### Work to do
Find the string "домъ" in the entries and copy each line that has it.

============================================================

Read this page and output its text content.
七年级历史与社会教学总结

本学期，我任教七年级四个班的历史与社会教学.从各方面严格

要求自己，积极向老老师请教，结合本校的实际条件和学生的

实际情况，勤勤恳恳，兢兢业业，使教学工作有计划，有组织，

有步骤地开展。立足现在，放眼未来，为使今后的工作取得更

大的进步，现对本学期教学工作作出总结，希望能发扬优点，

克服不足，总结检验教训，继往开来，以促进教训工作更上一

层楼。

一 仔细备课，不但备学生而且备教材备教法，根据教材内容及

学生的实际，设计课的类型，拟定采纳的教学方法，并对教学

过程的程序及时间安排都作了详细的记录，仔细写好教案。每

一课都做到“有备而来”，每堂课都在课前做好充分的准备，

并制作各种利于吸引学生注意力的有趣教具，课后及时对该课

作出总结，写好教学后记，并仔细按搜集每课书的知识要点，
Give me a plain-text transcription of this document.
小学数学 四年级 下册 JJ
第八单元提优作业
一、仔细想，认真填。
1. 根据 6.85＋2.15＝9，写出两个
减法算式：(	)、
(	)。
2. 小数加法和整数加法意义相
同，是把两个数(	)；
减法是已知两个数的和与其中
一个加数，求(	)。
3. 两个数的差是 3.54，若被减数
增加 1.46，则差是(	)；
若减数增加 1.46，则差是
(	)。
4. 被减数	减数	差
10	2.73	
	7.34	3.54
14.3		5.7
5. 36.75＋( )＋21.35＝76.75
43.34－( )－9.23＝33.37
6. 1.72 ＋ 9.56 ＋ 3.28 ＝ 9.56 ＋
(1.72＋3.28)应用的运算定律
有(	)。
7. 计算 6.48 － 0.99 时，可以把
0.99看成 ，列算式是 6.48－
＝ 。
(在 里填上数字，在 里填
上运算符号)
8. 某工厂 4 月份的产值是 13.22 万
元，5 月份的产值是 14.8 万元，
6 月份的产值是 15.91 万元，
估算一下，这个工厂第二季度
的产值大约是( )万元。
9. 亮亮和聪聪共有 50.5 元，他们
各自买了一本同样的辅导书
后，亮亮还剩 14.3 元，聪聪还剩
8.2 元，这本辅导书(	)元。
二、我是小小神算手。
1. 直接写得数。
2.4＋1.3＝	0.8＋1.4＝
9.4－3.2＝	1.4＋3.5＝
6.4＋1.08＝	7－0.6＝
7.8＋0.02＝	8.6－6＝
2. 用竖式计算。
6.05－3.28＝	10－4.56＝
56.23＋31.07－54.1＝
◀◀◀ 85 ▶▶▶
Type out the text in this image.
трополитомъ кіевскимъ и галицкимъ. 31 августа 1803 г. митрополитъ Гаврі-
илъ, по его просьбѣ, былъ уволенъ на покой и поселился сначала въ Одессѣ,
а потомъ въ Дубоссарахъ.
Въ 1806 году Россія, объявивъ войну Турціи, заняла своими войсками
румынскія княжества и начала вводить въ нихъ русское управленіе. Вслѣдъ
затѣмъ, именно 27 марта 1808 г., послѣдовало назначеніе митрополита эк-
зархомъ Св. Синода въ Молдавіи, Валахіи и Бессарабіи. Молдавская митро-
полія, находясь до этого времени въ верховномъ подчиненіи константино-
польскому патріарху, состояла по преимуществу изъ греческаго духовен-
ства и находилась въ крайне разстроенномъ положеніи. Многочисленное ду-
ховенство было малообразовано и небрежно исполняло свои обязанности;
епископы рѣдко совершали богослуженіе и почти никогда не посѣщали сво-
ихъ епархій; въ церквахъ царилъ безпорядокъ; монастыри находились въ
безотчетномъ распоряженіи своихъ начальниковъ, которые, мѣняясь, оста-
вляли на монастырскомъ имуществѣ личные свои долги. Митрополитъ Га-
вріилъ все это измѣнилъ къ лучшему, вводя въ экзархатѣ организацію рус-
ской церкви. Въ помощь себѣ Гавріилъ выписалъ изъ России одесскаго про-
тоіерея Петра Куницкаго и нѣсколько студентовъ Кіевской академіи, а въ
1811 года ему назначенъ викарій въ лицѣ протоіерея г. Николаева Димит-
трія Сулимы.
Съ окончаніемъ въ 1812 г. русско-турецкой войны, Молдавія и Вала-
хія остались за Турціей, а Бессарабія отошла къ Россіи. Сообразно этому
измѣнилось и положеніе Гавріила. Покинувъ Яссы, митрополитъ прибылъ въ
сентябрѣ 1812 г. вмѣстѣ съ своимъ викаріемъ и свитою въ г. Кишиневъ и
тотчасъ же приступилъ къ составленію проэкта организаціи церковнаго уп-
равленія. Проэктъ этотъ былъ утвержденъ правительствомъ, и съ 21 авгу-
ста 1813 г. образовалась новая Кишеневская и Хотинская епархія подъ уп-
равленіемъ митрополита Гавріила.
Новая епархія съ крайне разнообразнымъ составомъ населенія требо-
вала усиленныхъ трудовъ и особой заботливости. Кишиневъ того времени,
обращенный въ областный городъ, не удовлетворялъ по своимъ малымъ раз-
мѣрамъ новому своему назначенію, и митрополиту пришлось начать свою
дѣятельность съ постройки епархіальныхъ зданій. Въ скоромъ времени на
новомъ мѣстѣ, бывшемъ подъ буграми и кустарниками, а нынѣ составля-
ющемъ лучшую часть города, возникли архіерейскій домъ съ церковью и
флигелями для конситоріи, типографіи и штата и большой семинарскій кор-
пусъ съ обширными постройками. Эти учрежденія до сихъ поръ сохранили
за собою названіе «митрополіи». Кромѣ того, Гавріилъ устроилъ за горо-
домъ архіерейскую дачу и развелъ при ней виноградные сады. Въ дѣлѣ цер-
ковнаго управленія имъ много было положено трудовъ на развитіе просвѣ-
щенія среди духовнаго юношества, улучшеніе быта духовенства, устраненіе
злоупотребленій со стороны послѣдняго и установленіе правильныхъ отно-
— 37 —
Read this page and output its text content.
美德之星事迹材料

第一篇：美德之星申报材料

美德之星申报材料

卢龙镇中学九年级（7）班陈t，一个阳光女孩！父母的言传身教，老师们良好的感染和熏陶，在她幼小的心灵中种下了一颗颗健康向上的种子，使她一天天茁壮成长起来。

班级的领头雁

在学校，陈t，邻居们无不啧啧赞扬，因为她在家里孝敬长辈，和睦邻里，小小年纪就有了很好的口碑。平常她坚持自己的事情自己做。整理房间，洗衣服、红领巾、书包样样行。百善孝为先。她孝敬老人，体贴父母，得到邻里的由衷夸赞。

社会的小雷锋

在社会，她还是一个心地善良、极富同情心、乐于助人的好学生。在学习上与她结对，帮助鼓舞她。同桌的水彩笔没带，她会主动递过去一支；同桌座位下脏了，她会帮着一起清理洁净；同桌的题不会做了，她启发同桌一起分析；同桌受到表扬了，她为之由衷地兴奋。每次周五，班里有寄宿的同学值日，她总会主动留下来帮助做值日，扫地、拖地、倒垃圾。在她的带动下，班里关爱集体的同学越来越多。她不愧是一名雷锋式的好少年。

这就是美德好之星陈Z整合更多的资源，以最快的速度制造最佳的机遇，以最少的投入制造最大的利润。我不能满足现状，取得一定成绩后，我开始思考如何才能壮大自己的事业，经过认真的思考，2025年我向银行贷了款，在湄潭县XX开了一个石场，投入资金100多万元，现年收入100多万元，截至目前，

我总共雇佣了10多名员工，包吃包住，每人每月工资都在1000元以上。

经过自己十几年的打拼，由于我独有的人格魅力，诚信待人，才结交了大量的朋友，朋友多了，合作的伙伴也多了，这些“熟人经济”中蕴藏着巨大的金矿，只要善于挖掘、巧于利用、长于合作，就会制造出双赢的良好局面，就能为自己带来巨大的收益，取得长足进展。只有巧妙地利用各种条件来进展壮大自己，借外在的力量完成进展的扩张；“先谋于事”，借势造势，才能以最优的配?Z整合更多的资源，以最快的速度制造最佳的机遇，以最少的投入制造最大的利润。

============================================================

### Response below
ющемъ лучшую часть города, возникли архіерейскій домъ съ церковью и
домъ архіерейскую дачу и развелъ при ней виноградные сады. Въ дѣлѣ цер-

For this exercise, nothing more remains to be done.